EXTRACTED RECORDS:
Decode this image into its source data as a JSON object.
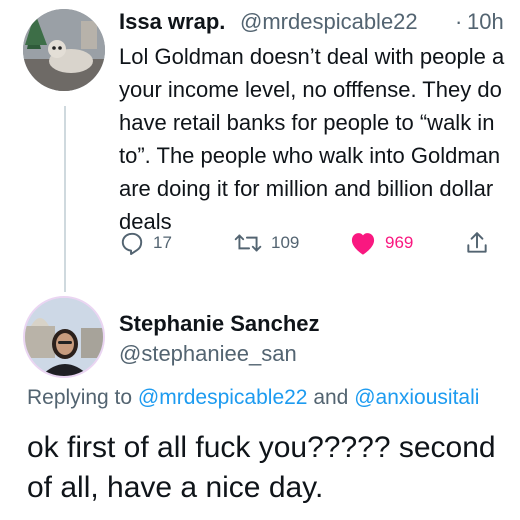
{
  "tweet": {
    "author_name": "Issa wrap.",
    "author_handle": "@mrdespicable22",
    "separator": "·",
    "time": "10h",
    "text": "Lol Goldman doesn’t deal with people a\nyour income level, no offfense. They do\nhave retail banks for people to “walk in\nto”. The people who walk into Goldman\nare doing it for million and billion dollar\ndeals",
    "actions": {
      "reply_count": "17",
      "retweet_count": "109",
      "like_count": "969"
    },
    "icons": {
      "reply": "reply-icon",
      "retweet": "retweet-icon",
      "like": "heart-icon",
      "share": "share-icon"
    },
    "like_color": "#f91880"
  },
  "reply": {
    "author_name": "Stephanie Sanchez",
    "author_handle": "@stephaniee_san",
    "replying_prefix": "Replying to",
    "replying_user1": "@mrdespicable22",
    "replying_and": "and",
    "replying_user2": "@anxiousitali",
    "text": "ok first of all fuck you????? second\nof all, have a nice day."
  },
  "colors": {
    "text": "#0f1419",
    "secondary": "#536471",
    "link": "#1d9bf0",
    "thread_line": "#cfd9de"
  }
}
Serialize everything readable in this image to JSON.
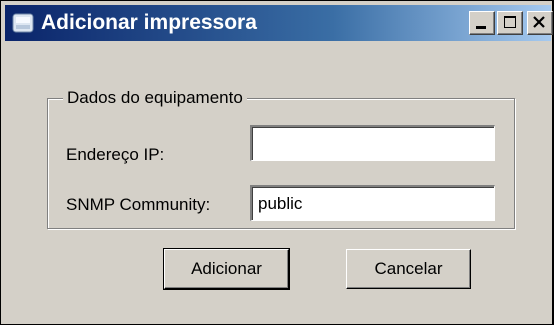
{
  "window": {
    "title": "Adicionar impressora",
    "controls": {
      "minimize_icon": "minimize-icon",
      "maximize_icon": "maximize-icon",
      "close_icon": "close-icon"
    },
    "app_icon": "printer-icon"
  },
  "group": {
    "legend": "Dados do equipamento",
    "fields": {
      "ip": {
        "label": "Endereço IP:",
        "value": ""
      },
      "snmp": {
        "label": "SNMP Community:",
        "value": "public"
      }
    }
  },
  "buttons": {
    "add": "Adicionar",
    "cancel": "Cancelar"
  },
  "colors": {
    "titlebar_start": "#0a246a",
    "titlebar_end": "#a6caf0",
    "face": "#d4d0c8"
  }
}
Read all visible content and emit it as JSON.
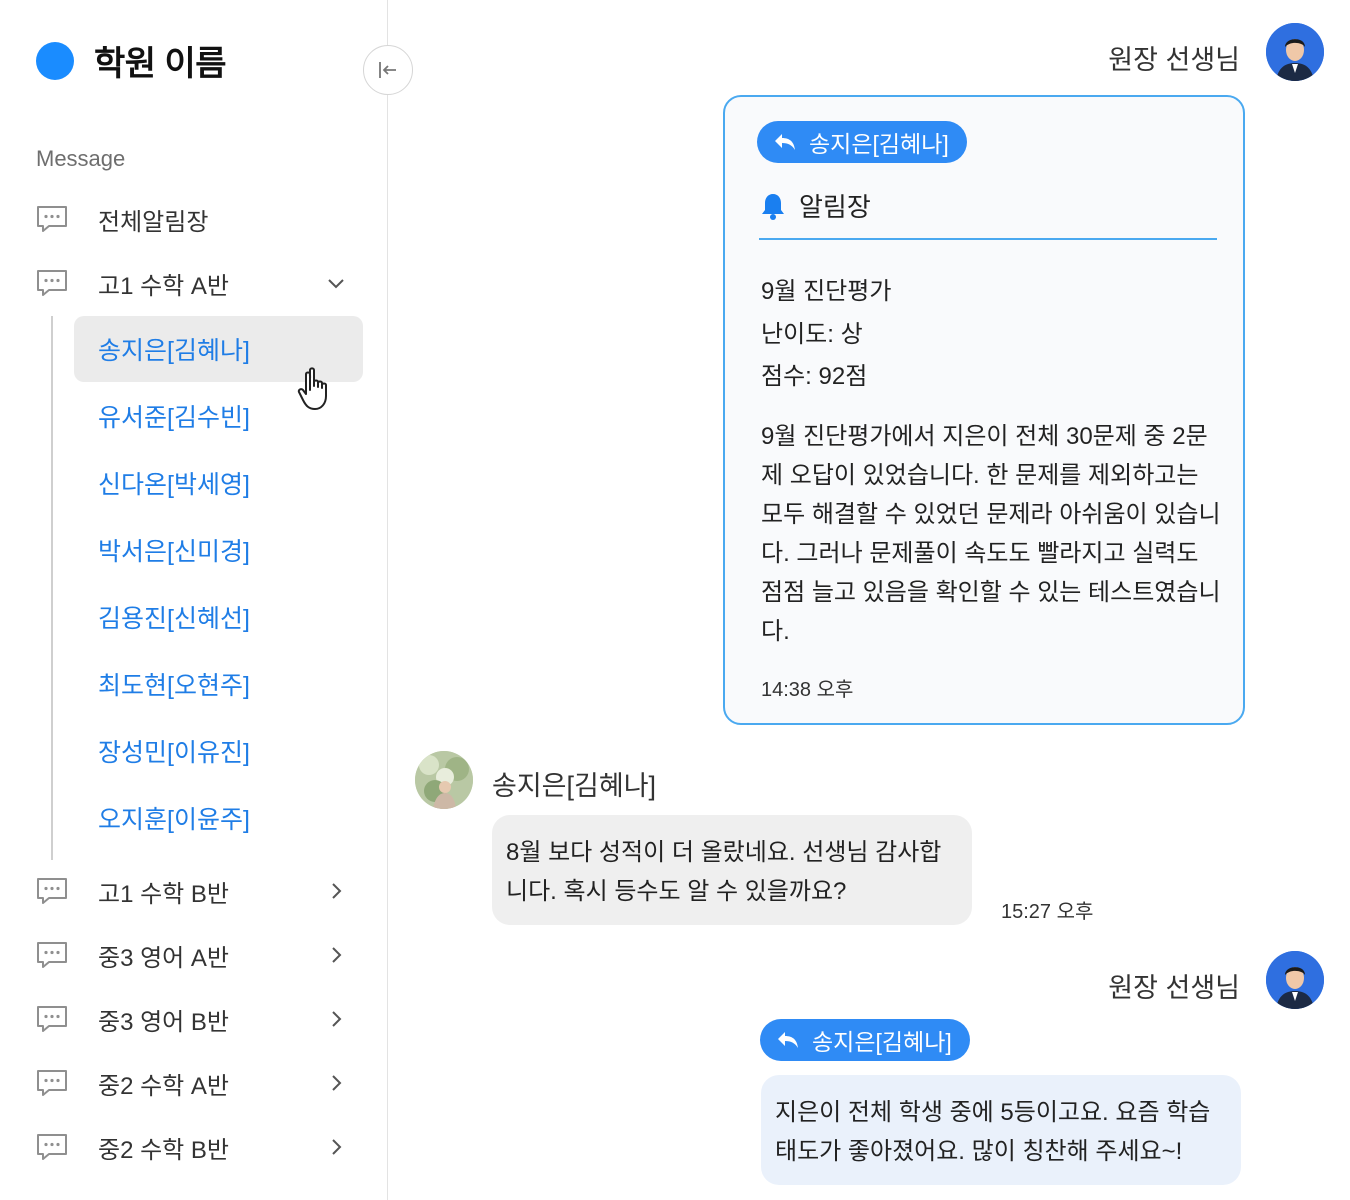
{
  "sidebar": {
    "brand": "학원 이름",
    "section_label": "Message",
    "top_items": [
      {
        "label": "전체알림장"
      },
      {
        "label": "고1 수학 A반"
      }
    ],
    "students": [
      {
        "label": "송지은[김혜나]"
      },
      {
        "label": "유서준[김수빈]"
      },
      {
        "label": "신다온[박세영]"
      },
      {
        "label": "박서은[신미경]"
      },
      {
        "label": "김용진[신혜선]"
      },
      {
        "label": "최도현[오현주]"
      },
      {
        "label": "장성민[이유진]"
      },
      {
        "label": "오지훈[이윤주]"
      }
    ],
    "bottom_items": [
      {
        "label": "고1 수학 B반"
      },
      {
        "label": "중3 영어 A반"
      },
      {
        "label": "중3 영어 B반"
      },
      {
        "label": "중2 수학 A반"
      },
      {
        "label": "중2 수학 B반"
      }
    ]
  },
  "chat": {
    "teacher_name": "원장 선생님",
    "notice": {
      "reply_to": "송지은[김혜나]",
      "title": "알림장",
      "lines": [
        "9월 진단평가",
        "난이도: 상",
        "점수: 92점"
      ],
      "body": "9월 진단평가에서 지은이 전체 30문제 중 2문제 오답이 있었습니다. 한 문제를 제외하고는 모두 해결할 수 있었던 문제라 아쉬움이 있습니다. 그러나 문제풀이 속도도 빨라지고 실력도 점점 늘고 있음을 확인할 수 있는 테스트였습니다.",
      "time": "14:38 오후"
    },
    "student_message": {
      "sender": "송지은[김혜나]",
      "text": "8월 보다 성적이 더 올랐네요. 선생님 감사합니다. 혹시 등수도 알 수 있을까요?",
      "time": "15:27 오후"
    },
    "reply_message": {
      "reply_to": "송지은[김혜나]",
      "text": "지은이 전체 학생 중에 5등이고요. 요즘 학습태도가 좋아졌어요. 많이 칭찬해 주세요~!"
    }
  },
  "colors": {
    "accent": "#1a8cff",
    "chip": "#2f8bf5",
    "card_border": "#4aa9f0",
    "student_link": "#1f7de6"
  },
  "icons": {
    "chat": "chat-bubble-dots-icon",
    "chevron_down": "chevron-down-icon",
    "chevron_right": "chevron-right-icon",
    "collapse": "collapse-left-icon",
    "reply": "reply-arrow-icon",
    "bell": "bell-icon",
    "cursor": "hand-pointer-icon"
  }
}
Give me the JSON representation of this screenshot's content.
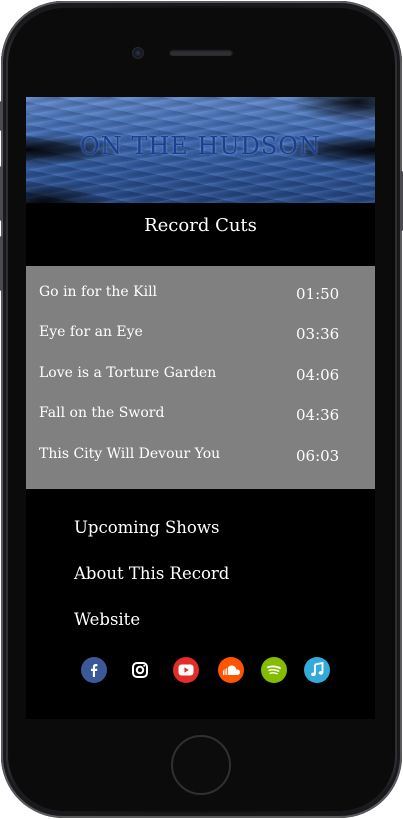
{
  "banner": {
    "title": "ON THE HUDSON"
  },
  "page": {
    "section_title": "Record Cuts"
  },
  "tracks": [
    {
      "title": "Go in for the Kill",
      "duration": "01:50"
    },
    {
      "title": "Eye for an Eye",
      "duration": "03:36"
    },
    {
      "title": "Love is a Torture Garden",
      "duration": "04:06"
    },
    {
      "title": "Fall on the Sword",
      "duration": "04:36"
    },
    {
      "title": "This City Will Devour You",
      "duration": "06:03"
    }
  ],
  "menu": {
    "items": [
      {
        "label": "Upcoming Shows"
      },
      {
        "label": "About This Record"
      },
      {
        "label": "Website"
      }
    ]
  },
  "social": {
    "icons": [
      {
        "name": "facebook-icon",
        "color": "#3b5998"
      },
      {
        "name": "instagram-icon",
        "color": "#000000"
      },
      {
        "name": "youtube-icon",
        "color": "#e52d27"
      },
      {
        "name": "soundcloud-icon",
        "color": "#ff5500"
      },
      {
        "name": "spotify-icon",
        "color": "#84bd00"
      },
      {
        "name": "apple-music-icon",
        "color": "#34aadc"
      }
    ]
  },
  "colors": {
    "screen_background": "#000000",
    "tracklist_background": "#808080",
    "text": "#ffffff"
  }
}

TASK PROMPT: Nothing but the pictures may be dropped; output the records above exactly.

COMPLETED EXERCISE:
Decode this image into its source data as a JSON object.
{
  "tweet": {
    "author_name": "Issa wrap.",
    "author_handle": "@mrdespicable22",
    "separator": "·",
    "time": "10h",
    "text": "Lol Goldman doesn’t deal with people a\nyour income level, no offfense. They do\nhave retail banks for people to “walk in\nto”. The people who walk into Goldman\nare doing it for million and billion dollar\ndeals",
    "actions": {
      "reply_count": "17",
      "retweet_count": "109",
      "like_count": "969"
    },
    "icons": {
      "reply": "reply-icon",
      "retweet": "retweet-icon",
      "like": "heart-icon",
      "share": "share-icon"
    },
    "like_color": "#f91880"
  },
  "reply": {
    "author_name": "Stephanie Sanchez",
    "author_handle": "@stephaniee_san",
    "replying_prefix": "Replying to",
    "replying_user1": "@mrdespicable22",
    "replying_and": "and",
    "replying_user2": "@anxiousitali",
    "text": "ok first of all fuck you????? second\nof all, have a nice day."
  },
  "colors": {
    "text": "#0f1419",
    "secondary": "#536471",
    "link": "#1d9bf0",
    "thread_line": "#cfd9de"
  }
}
Serialize everything readable in this image to JSON.
{
  "window": {
    "title": "Adicionar impressora",
    "controls": {
      "minimize_icon": "minimize-icon",
      "maximize_icon": "maximize-icon",
      "close_icon": "close-icon"
    },
    "app_icon": "printer-icon"
  },
  "group": {
    "legend": "Dados do equipamento",
    "fields": {
      "ip": {
        "label": "Endereço IP:",
        "value": ""
      },
      "snmp": {
        "label": "SNMP Community:",
        "value": "public"
      }
    }
  },
  "buttons": {
    "add": "Adicionar",
    "cancel": "Cancelar"
  },
  "colors": {
    "titlebar_start": "#0a246a",
    "titlebar_end": "#a6caf0",
    "face": "#d4d0c8"
  }
}
Read all visible content and emit it as JSON.
{
  "sidebar": {
    "brand": "학원 이름",
    "section_label": "Message",
    "top_items": [
      {
        "label": "전체알림장"
      },
      {
        "label": "고1 수학 A반"
      }
    ],
    "students": [
      {
        "label": "송지은[김혜나]"
      },
      {
        "label": "유서준[김수빈]"
      },
      {
        "label": "신다온[박세영]"
      },
      {
        "label": "박서은[신미경]"
      },
      {
        "label": "김용진[신혜선]"
      },
      {
        "label": "최도현[오현주]"
      },
      {
        "label": "장성민[이유진]"
      },
      {
        "label": "오지훈[이윤주]"
      }
    ],
    "bottom_items": [
      {
        "label": "고1 수학 B반"
      },
      {
        "label": "중3 영어 A반"
      },
      {
        "label": "중3 영어 B반"
      },
      {
        "label": "중2 수학 A반"
      },
      {
        "label": "중2 수학 B반"
      }
    ]
  },
  "chat": {
    "teacher_name": "원장 선생님",
    "notice": {
      "reply_to": "송지은[김혜나]",
      "title": "알림장",
      "lines": [
        "9월 진단평가",
        "난이도: 상",
        "점수: 92점"
      ],
      "body": "9월 진단평가에서 지은이 전체 30문제 중 2문제 오답이 있었습니다. 한 문제를 제외하고는 모두 해결할 수 있었던 문제라 아쉬움이 있습니다. 그러나 문제풀이 속도도 빨라지고 실력도 점점 늘고 있음을 확인할 수 있는 테스트였습니다.",
      "time": "14:38 오후"
    },
    "student_message": {
      "sender": "송지은[김혜나]",
      "text": "8월 보다 성적이 더 올랐네요. 선생님 감사합니다. 혹시 등수도 알 수 있을까요?",
      "time": "15:27 오후"
    },
    "reply_message": {
      "reply_to": "송지은[김혜나]",
      "text": "지은이 전체 학생 중에 5등이고요. 요즘 학습태도가 좋아졌어요. 많이 칭찬해 주세요~!"
    }
  },
  "colors": {
    "accent": "#1a8cff",
    "chip": "#2f8bf5",
    "card_border": "#4aa9f0",
    "student_link": "#1f7de6"
  },
  "icons": {
    "chat": "chat-bubble-dots-icon",
    "chevron_down": "chevron-down-icon",
    "chevron_right": "chevron-right-icon",
    "collapse": "collapse-left-icon",
    "reply": "reply-arrow-icon",
    "bell": "bell-icon",
    "cursor": "hand-pointer-icon"
  }
}
Give me the JSON representation of this screenshot's content.
{
  "banner": {
    "title": "ON THE HUDSON"
  },
  "page": {
    "section_title": "Record Cuts"
  },
  "tracks": [
    {
      "title": "Go in for the Kill",
      "duration": "01:50"
    },
    {
      "title": "Eye for an Eye",
      "duration": "03:36"
    },
    {
      "title": "Love is a Torture Garden",
      "duration": "04:06"
    },
    {
      "title": "Fall on the Sword",
      "duration": "04:36"
    },
    {
      "title": "This City Will Devour You",
      "duration": "06:03"
    }
  ],
  "menu": {
    "items": [
      {
        "label": "Upcoming Shows"
      },
      {
        "label": "About This Record"
      },
      {
        "label": "Website"
      }
    ]
  },
  "social": {
    "icons": [
      {
        "name": "facebook-icon",
        "color": "#3b5998"
      },
      {
        "name": "instagram-icon",
        "color": "#000000"
      },
      {
        "name": "youtube-icon",
        "color": "#e52d27"
      },
      {
        "name": "soundcloud-icon",
        "color": "#ff5500"
      },
      {
        "name": "spotify-icon",
        "color": "#84bd00"
      },
      {
        "name": "apple-music-icon",
        "color": "#34aadc"
      }
    ]
  },
  "colors": {
    "screen_background": "#000000",
    "tracklist_background": "#808080",
    "text": "#ffffff"
  }
}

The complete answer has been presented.